Stored items from a collection >>
--------
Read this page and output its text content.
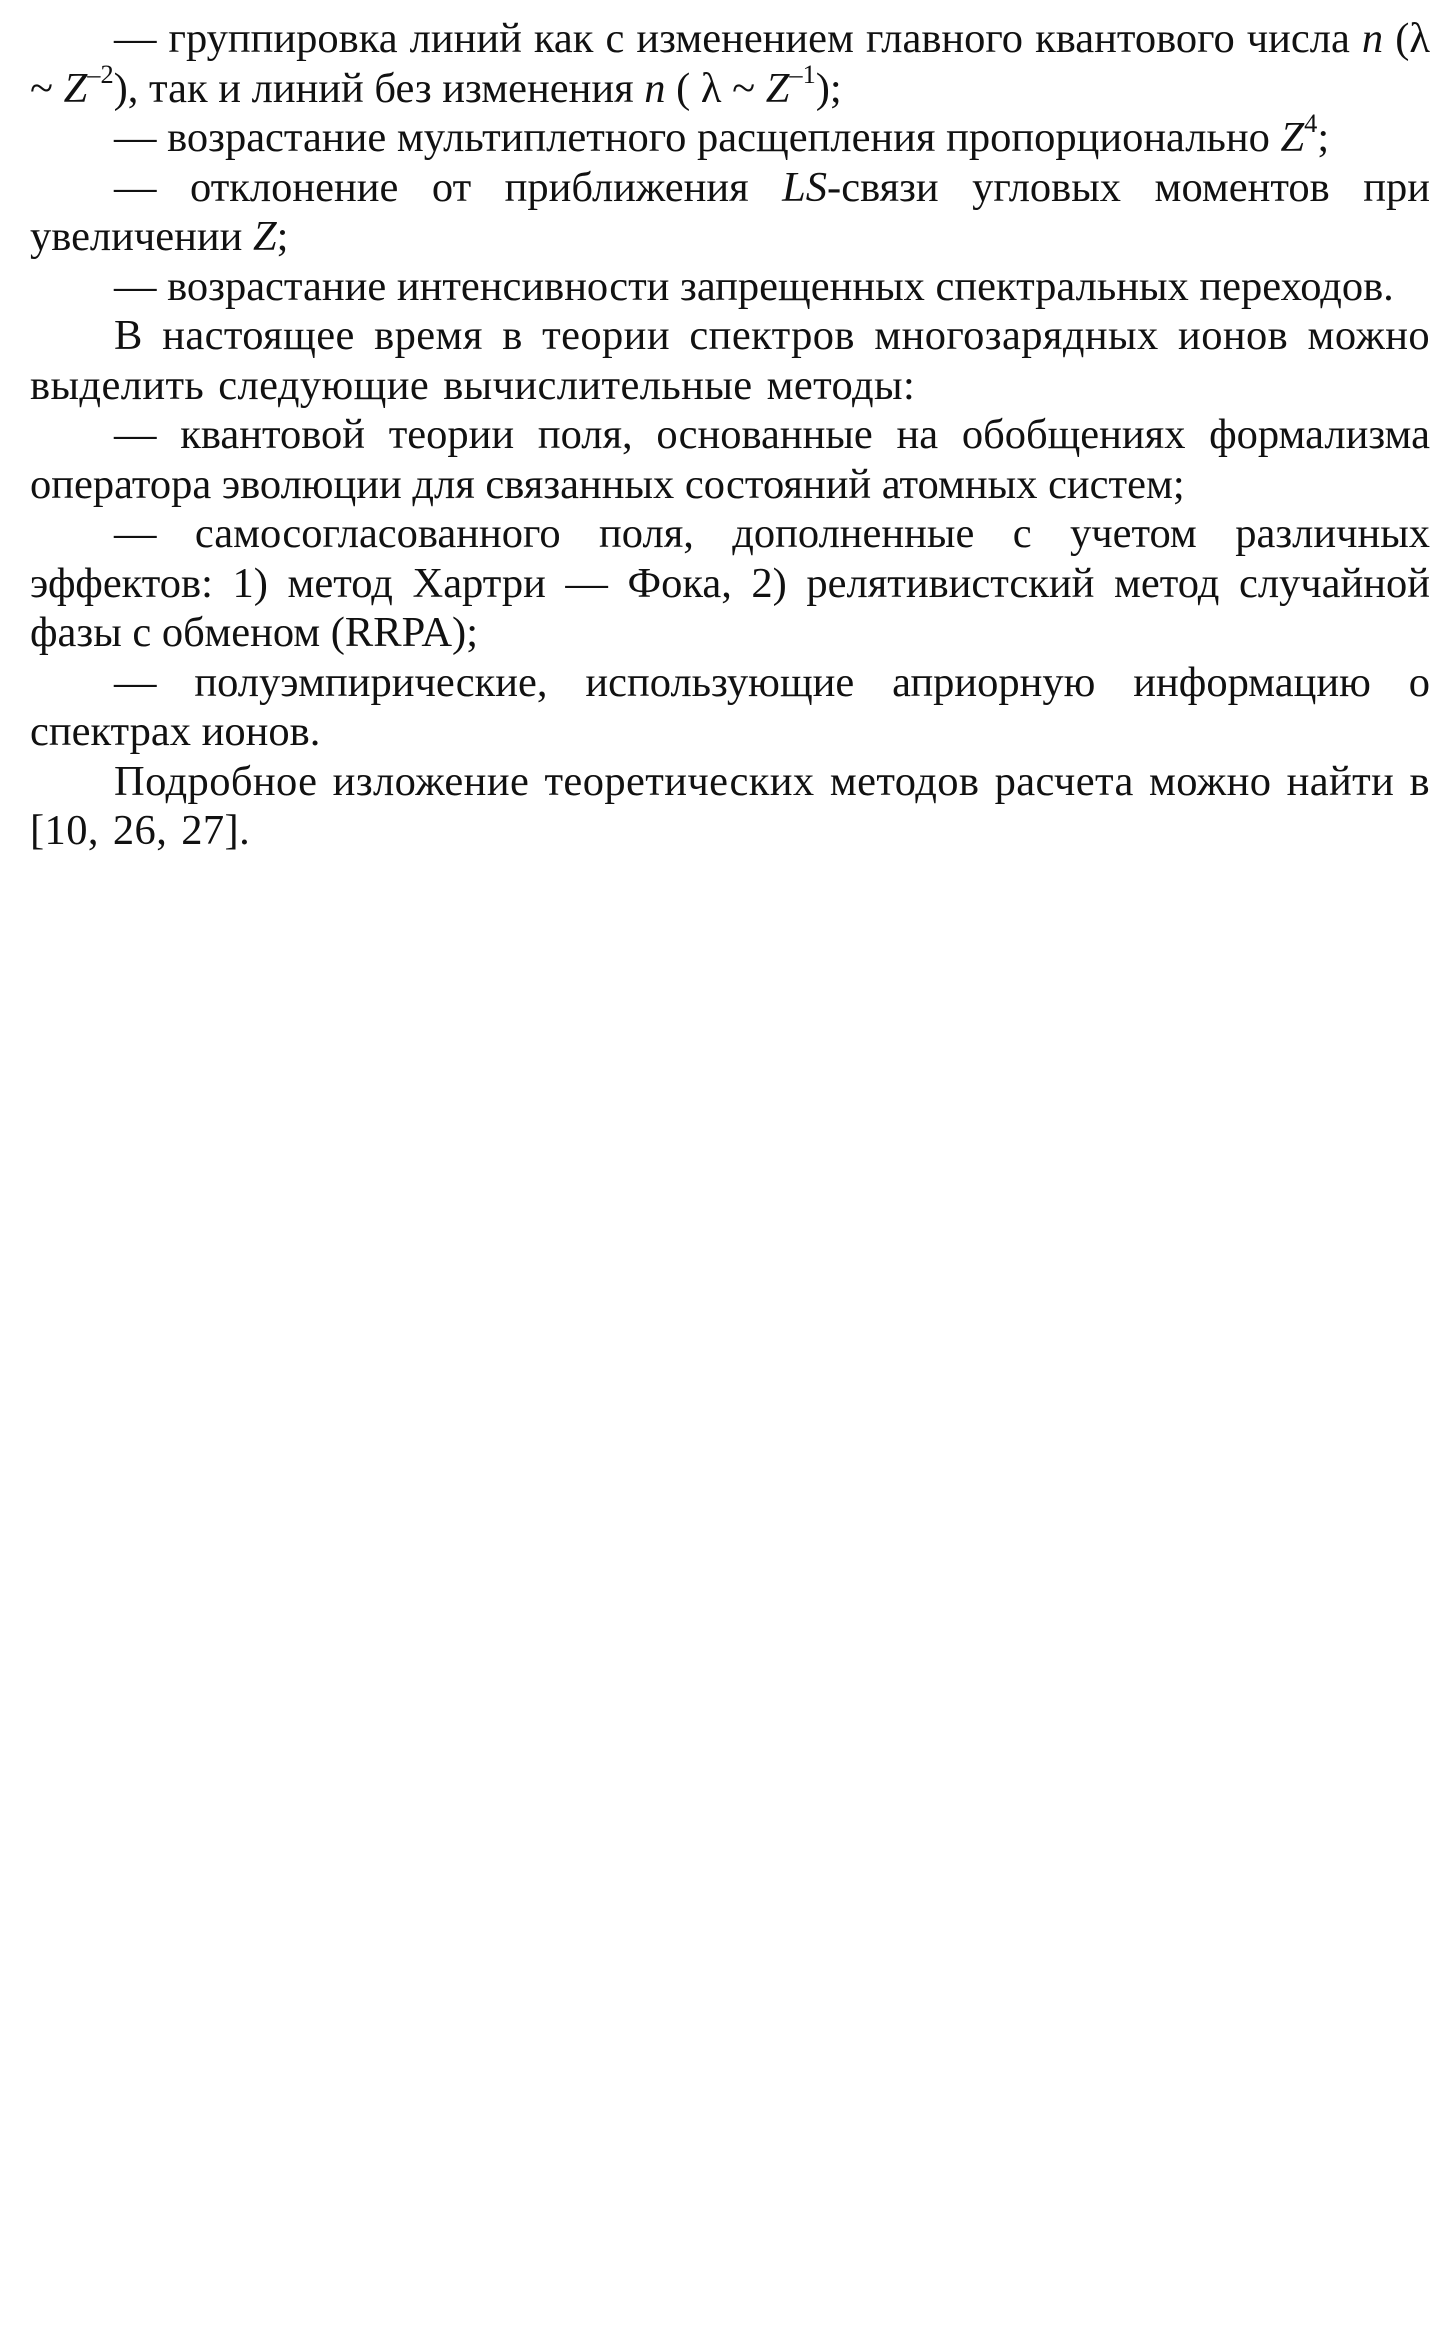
— группировка линий как с изменением главного квантового числа n (λ ~ $Z^{-2}$), так и линий без изменения n ( λ ~ $Z^{-1}$);

— возрастание мультиплетного расщепления пропорционально $Z^4$;

— отклонение от приближения LS-связи угловых моментов при увеличении Z;

— возрастание интенсивности запрещенных спектральных переходов.

В настоящее время в теории спектров многозарядных ионов можно выделить следующие вычислительные методы:

— квантовой теории поля, основанные на обобщениях формализма оператора эволюции для связанных состояний атомных систем;

— самосогласованного поля, дополненные с учетом различных эффектов: 1) метод Хартри — Фока, 2) релятивистский метод случайной фазы с обменом (RRPA);

— полуэмпирические, использующие априорную информацию о спектрах ионов.

Подробное изложение теоретических методов расчета можно найти в [10, 26, 27].
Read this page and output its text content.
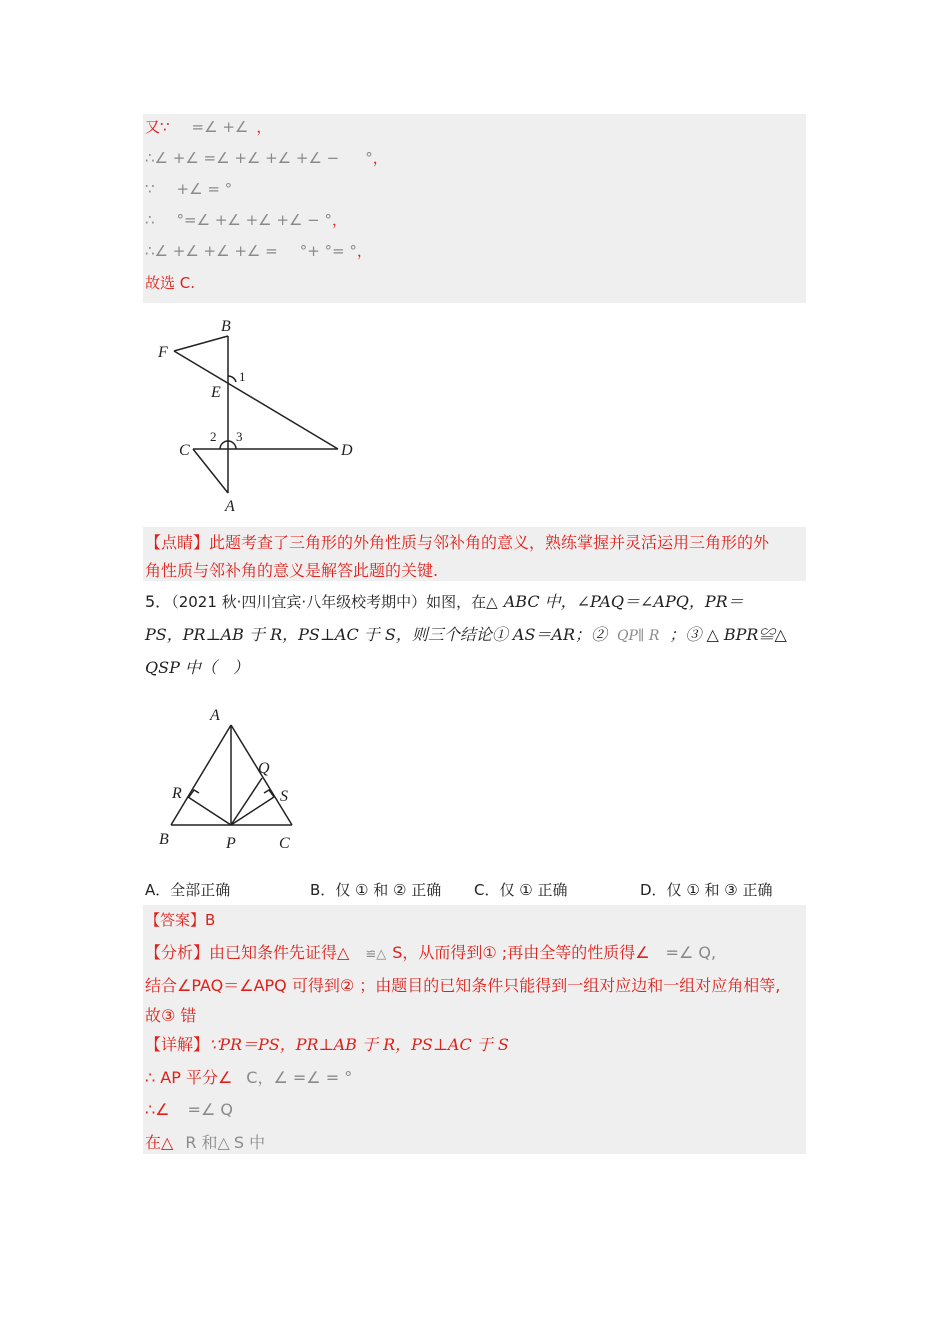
又∵ =∠ +∠ ，
∴∠ +∠ =∠ +∠ +∠ +∠ − °，
∵ +∠ = °
∴ °=∠ +∠ +∠ +∠ − °，
∴∠ +∠ +∠ +∠ = °+ °= °，
故选 C.
B
F
E
1
2 3
C	D
A
【点睛】此题考查了三角形的外角性质与邻补角的意义，熟练掌握并灵活运用三角形的外
角性质与邻补角的意义是解答此题的关键.
5．（2021 秋·四川宜宾·八年级校考期中）如图，在△ ABC 中，∠PAQ＝∠APQ，PR＝
PS，PR⊥AB 于 R，PS⊥AC 于 S，则三个结论① AS＝AR；② QP∥ R ；③ △ BPR≌△
QSP 中（　）
A
Q
R	S
B	P	C
A．全部正确	B．仅 ① 和 ② 正确 C．仅 ① 正确	D．仅 ① 和 ③ 正确
【答案】B
【分析】由已知条件先证得△ ≌△ S，从而得到① ;再由全等的性质得∠ =∠ Q,
结合∠PAQ＝∠APQ 可得到② ；由题目的已知条件只能得到一组对应边和一组对应角相等,
故③ 错
【详解】∵PR＝PS，PR⊥AB 于 R，PS⊥AC 于 S
∴ AP 平分∠ C，∠ =∠ = °
∴∠ =∠ Q
在△ R 和△ S 中
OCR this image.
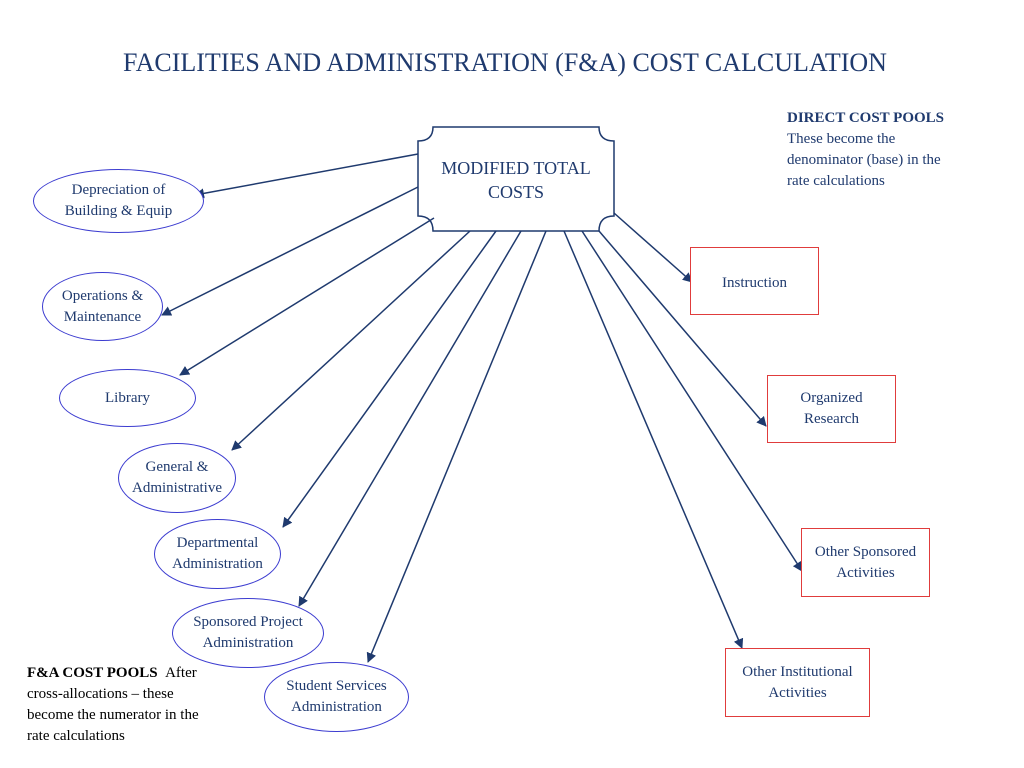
FACILITIES AND ADMINISTRATION (F&A) COST CALCULATION
MODIFIED TOTAL
COSTS
Depreciation of
Building & Equip
Operations &
Maintenance
Library
General &
Administrative
Departmental
Administration
Sponsored Project
Administration
Student Services
Administration
Instruction
Organized
Research
Other Sponsored
Activities
Other Institutional
Activities
DIRECT COST POOLS
These become the
denominator (base) in the
rate calculations
F&A COST POOLS After
cross-allocations – these
become the numerator in the
rate calculations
--------
TASK TO CARRY OUT >> Give the number of lines in the listing above that hold the string "возрастание", with nothing else.

FINAL ANSWER >> 2